Data excerpts
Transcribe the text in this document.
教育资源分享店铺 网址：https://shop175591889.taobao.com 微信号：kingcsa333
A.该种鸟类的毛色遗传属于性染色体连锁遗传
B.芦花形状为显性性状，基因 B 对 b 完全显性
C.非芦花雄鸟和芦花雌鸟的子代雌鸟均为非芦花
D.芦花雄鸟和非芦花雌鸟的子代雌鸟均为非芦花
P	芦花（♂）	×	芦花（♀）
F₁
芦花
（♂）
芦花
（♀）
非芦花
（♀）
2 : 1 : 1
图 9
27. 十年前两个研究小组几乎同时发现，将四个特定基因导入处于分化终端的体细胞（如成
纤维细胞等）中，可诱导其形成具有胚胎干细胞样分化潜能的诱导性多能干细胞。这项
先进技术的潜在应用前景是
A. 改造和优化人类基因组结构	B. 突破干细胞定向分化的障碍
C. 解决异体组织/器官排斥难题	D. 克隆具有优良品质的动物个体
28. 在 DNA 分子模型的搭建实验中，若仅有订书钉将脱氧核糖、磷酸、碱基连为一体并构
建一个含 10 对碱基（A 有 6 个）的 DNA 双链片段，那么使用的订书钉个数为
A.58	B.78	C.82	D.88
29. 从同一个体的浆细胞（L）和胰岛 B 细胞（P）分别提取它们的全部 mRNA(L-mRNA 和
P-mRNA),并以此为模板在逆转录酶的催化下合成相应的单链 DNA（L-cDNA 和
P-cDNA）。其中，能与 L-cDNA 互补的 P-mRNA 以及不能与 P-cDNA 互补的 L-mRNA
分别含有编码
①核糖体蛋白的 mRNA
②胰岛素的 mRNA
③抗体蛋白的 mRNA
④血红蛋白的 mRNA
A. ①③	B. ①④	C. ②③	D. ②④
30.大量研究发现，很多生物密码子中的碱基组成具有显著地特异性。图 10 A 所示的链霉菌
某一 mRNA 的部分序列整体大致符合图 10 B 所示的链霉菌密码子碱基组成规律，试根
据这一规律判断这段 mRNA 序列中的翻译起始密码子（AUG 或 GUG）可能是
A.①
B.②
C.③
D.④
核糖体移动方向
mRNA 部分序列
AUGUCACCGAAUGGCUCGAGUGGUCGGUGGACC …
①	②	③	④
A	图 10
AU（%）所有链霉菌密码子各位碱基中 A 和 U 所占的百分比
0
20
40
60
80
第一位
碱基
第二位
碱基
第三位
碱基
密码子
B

### WORK ITEM:
Each of the records should be retyped exactly.

### FINISHED EXERCISE:
Transcribe the text in this document.
教育资源分享店铺 网址：https://shop175591889.taobao.com 微信号：kingcsa333
A.该种鸟类的毛色遗传属于性染色体连锁遗传
B.芦花形状为显性性状，基因 B 对 b 完全显性
C.非芦花雄鸟和芦花雌鸟的子代雌鸟均为非芦花
D.芦花雄鸟和非芦花雌鸟的子代雌鸟均为非芦花
P	芦花（♂）	×	芦花（♀）
F₁
芦花
（♂）
芦花
（♀）
非芦花
（♀）
2 : 1 : 1
图 9
27. 十年前两个研究小组几乎同时发现，将四个特定基因导入处于分化终端的体细胞（如成
纤维细胞等）中，可诱导其形成具有胚胎干细胞样分化潜能的诱导性多能干细胞。这项
先进技术的潜在应用前景是
A. 改造和优化人类基因组结构	B. 突破干细胞定向分化的障碍
C. 解决异体组织/器官排斥难题	D. 克隆具有优良品质的动物个体
28. 在 DNA 分子模型的搭建实验中，若仅有订书钉将脱氧核糖、磷酸、碱基连为一体并构
建一个含 10 对碱基（A 有 6 个）的 DNA 双链片段，那么使用的订书钉个数为
A.58	B.78	C.82	D.88
29. 从同一个体的浆细胞（L）和胰岛 B 细胞（P）分别提取它们的全部 mRNA(L-mRNA 和
P-mRNA),并以此为模板在逆转录酶的催化下合成相应的单链 DNA（L-cDNA 和
P-cDNA）。其中，能与 L-cDNA 互补的 P-mRNA 以及不能与 P-cDNA 互补的 L-mRNA
分别含有编码
①核糖体蛋白的 mRNA
②胰岛素的 mRNA
③抗体蛋白的 mRNA
④血红蛋白的 mRNA
A. ①③	B. ①④	C. ②③	D. ②④
30.大量研究发现，很多生物密码子中的碱基组成具有显著地特异性。图 10 A 所示的链霉菌
某一 mRNA 的部分序列整体大致符合图 10 B 所示的链霉菌密码子碱基组成规律，试根
据这一规律判断这段 mRNA 序列中的翻译起始密码子（AUG 或 GUG）可能是
A.①
B.②
C.③
D.④
核糖体移动方向
mRNA 部分序列
AUGUCACCGAAUGGCUCGAGUGGUCGGUGGACC …
①	②	③	④
A	图 10
AU（%）所有链霉菌密码子各位碱基中 A 和 U 所占的百分比
0
20
40
60
80
第一位
碱基
第二位
碱基
第三位
碱基
密码子
B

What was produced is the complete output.